Carne vermelha processada aumenta o risco de câncer do intestino

 O estudo foi apresentado na Reunião Anual da Sociedade Americana de Genética Humana (2013)

 

Pessoas com uma variante genética comum que consomem carne vermelha ou processada podem ter risco aumentado de desenvolver câncer do intestino.

Para chegar a suas conclusões , os pesquisadores analisaram 9.287 pacientes com câncer do intestino e um grupo de 9.117 indivíduos saudáveis ​​de controle. Eles também analisaram 2,7 milhões de seqüências genéticas para determinar se havia uma ligação entre o consumo de carne vermelha e processada e câncer colorretal.

 

O estudo mostra que os indivíduos com a variante genética rs4143094 – que afeta 1 em cada 3 pessoas – demonstram um aumento significativo do risco de desenvolver câncer colorretal ligado ao consumo de carne vermelha e processada.

Extrato de dados:
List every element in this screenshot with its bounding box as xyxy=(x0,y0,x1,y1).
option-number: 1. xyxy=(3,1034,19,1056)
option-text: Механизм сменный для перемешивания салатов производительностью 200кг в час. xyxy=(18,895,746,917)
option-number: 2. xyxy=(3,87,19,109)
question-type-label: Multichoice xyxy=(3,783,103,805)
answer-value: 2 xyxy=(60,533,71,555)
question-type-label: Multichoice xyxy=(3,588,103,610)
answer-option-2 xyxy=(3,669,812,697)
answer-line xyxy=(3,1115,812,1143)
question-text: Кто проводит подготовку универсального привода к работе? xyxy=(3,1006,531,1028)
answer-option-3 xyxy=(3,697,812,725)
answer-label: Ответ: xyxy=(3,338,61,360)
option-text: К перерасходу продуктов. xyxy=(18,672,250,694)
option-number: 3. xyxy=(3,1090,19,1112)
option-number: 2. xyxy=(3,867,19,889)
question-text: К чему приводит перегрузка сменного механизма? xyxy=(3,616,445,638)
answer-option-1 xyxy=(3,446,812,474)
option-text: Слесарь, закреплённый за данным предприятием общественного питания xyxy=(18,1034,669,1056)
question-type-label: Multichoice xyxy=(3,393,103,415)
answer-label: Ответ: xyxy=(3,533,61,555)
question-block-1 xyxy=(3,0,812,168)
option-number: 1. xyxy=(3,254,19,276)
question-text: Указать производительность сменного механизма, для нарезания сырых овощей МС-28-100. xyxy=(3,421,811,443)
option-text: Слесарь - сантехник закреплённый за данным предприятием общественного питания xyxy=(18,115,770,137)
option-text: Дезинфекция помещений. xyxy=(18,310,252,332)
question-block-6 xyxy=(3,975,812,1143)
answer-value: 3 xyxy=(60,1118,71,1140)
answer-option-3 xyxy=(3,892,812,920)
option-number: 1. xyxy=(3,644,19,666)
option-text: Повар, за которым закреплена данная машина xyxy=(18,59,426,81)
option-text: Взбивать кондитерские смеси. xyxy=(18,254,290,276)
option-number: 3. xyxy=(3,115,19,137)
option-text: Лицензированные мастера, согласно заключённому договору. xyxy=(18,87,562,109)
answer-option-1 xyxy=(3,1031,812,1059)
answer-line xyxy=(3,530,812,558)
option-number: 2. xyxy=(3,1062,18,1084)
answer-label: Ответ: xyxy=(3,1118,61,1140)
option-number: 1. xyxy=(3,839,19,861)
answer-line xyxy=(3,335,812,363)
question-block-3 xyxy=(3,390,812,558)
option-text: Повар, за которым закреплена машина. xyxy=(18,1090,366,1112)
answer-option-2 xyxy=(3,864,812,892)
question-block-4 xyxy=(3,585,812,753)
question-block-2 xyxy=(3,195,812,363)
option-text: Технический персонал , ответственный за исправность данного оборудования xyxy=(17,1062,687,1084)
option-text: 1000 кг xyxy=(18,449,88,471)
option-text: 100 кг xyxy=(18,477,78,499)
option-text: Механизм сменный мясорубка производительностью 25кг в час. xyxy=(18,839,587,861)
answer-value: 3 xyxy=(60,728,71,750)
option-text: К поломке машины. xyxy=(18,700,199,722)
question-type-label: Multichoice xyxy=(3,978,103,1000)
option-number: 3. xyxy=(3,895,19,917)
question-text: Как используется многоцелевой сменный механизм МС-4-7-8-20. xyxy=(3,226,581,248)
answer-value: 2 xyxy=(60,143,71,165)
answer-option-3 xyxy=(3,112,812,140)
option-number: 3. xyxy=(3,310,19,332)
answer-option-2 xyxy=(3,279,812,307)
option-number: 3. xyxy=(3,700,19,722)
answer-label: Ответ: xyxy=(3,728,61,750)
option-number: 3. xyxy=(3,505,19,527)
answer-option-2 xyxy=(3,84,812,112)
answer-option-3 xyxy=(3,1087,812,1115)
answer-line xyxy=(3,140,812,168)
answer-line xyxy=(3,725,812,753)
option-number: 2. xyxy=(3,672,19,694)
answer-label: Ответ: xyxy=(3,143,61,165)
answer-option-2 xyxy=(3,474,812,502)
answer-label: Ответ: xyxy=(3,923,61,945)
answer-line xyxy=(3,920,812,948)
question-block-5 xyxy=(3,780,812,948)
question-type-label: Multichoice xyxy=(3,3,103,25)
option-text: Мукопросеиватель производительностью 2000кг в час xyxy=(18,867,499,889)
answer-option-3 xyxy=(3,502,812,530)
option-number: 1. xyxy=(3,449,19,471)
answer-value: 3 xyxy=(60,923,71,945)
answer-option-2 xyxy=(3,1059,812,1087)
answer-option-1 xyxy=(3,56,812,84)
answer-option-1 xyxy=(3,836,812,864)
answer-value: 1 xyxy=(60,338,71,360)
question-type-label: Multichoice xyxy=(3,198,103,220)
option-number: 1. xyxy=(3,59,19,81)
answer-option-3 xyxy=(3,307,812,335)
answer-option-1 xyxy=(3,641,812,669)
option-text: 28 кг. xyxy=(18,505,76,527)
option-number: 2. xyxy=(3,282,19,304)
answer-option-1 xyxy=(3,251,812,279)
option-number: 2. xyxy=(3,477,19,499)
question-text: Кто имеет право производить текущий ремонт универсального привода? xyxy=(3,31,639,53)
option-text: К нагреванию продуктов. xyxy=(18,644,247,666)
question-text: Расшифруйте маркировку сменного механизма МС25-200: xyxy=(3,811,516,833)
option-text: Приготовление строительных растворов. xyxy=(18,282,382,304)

Tarefas propostas:
[a] De acordo com o trecho fornecido, quantos pacientes com câncer do intestino foram analisados pelos pesquisadores?
[b] Transcreva do trecho fornecido tudo o que vai de "O estudo mostra" até "vermelha e processada.".
Baseie-se exclusivamente no trecho fornecido.

Conjunto de respostas:
[a] 9.287 pacientes.

[b]
O estudo mostra que os indivíduos com a variante genética rs4143094 – que afeta 1 em cada 3 pessoas – demonstram um aumento significativo do risco de desenvolver câncer colorretal ligado ao consumo de carne vermelha e processada.